__What to do__. Leave the pictures out, and retype all of the material exactly as written.

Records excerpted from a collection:

-.-.-

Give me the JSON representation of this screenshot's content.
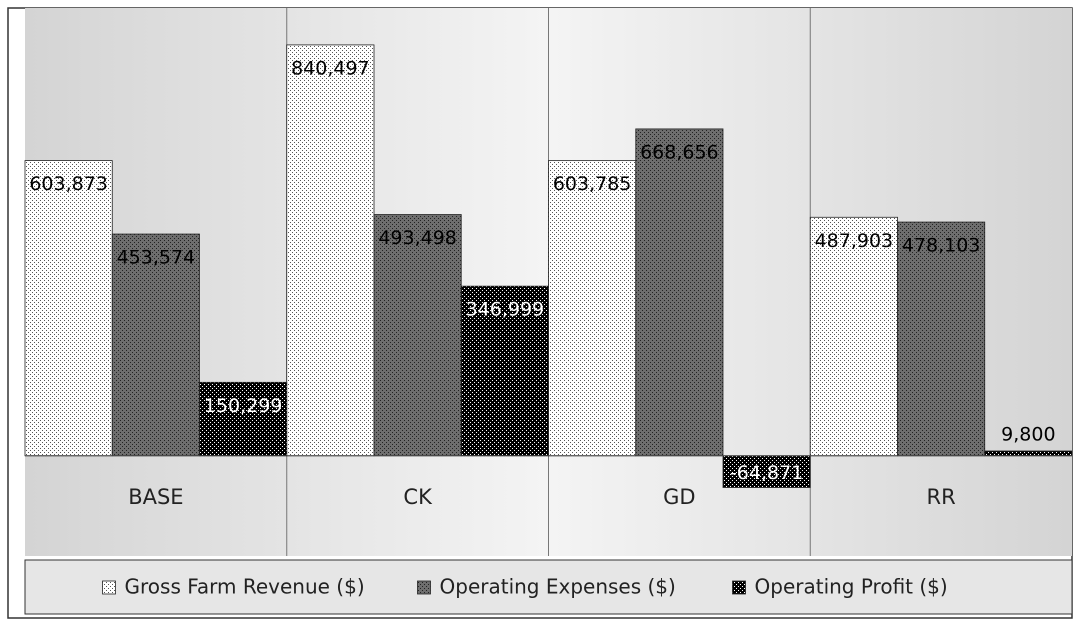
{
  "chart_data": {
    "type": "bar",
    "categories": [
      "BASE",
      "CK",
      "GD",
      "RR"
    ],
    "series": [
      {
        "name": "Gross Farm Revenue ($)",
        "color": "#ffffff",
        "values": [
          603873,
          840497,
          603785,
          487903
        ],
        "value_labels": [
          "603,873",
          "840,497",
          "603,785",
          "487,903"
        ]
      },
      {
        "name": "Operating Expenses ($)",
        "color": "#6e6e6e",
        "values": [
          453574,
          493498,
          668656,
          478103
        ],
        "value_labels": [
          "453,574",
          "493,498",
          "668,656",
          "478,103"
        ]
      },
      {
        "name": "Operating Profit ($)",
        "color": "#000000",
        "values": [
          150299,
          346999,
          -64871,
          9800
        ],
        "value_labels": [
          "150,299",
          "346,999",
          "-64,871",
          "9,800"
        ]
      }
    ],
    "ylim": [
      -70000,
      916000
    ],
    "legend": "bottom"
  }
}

-.-.-

__Result__.
Give me the JSON representation of this screenshot's content.
{
  "chart_data": {
    "type": "bar",
    "categories": [
      "BASE",
      "CK",
      "GD",
      "RR"
    ],
    "series": [
      {
        "name": "Gross Farm Revenue ($)",
        "color": "#ffffff",
        "values": [
          603873,
          840497,
          603785,
          487903
        ],
        "value_labels": [
          "603,873",
          "840,497",
          "603,785",
          "487,903"
        ]
      },
      {
        "name": "Operating Expenses ($)",
        "color": "#6e6e6e",
        "values": [
          453574,
          493498,
          668656,
          478103
        ],
        "value_labels": [
          "453,574",
          "493,498",
          "668,656",
          "478,103"
        ]
      },
      {
        "name": "Operating Profit ($)",
        "color": "#000000",
        "values": [
          150299,
          346999,
          -64871,
          9800
        ],
        "value_labels": [
          "150,299",
          "346,999",
          "-64,871",
          "9,800"
        ]
      }
    ],
    "ylim": [
      -70000,
      916000
    ],
    "legend": "bottom"
  }
}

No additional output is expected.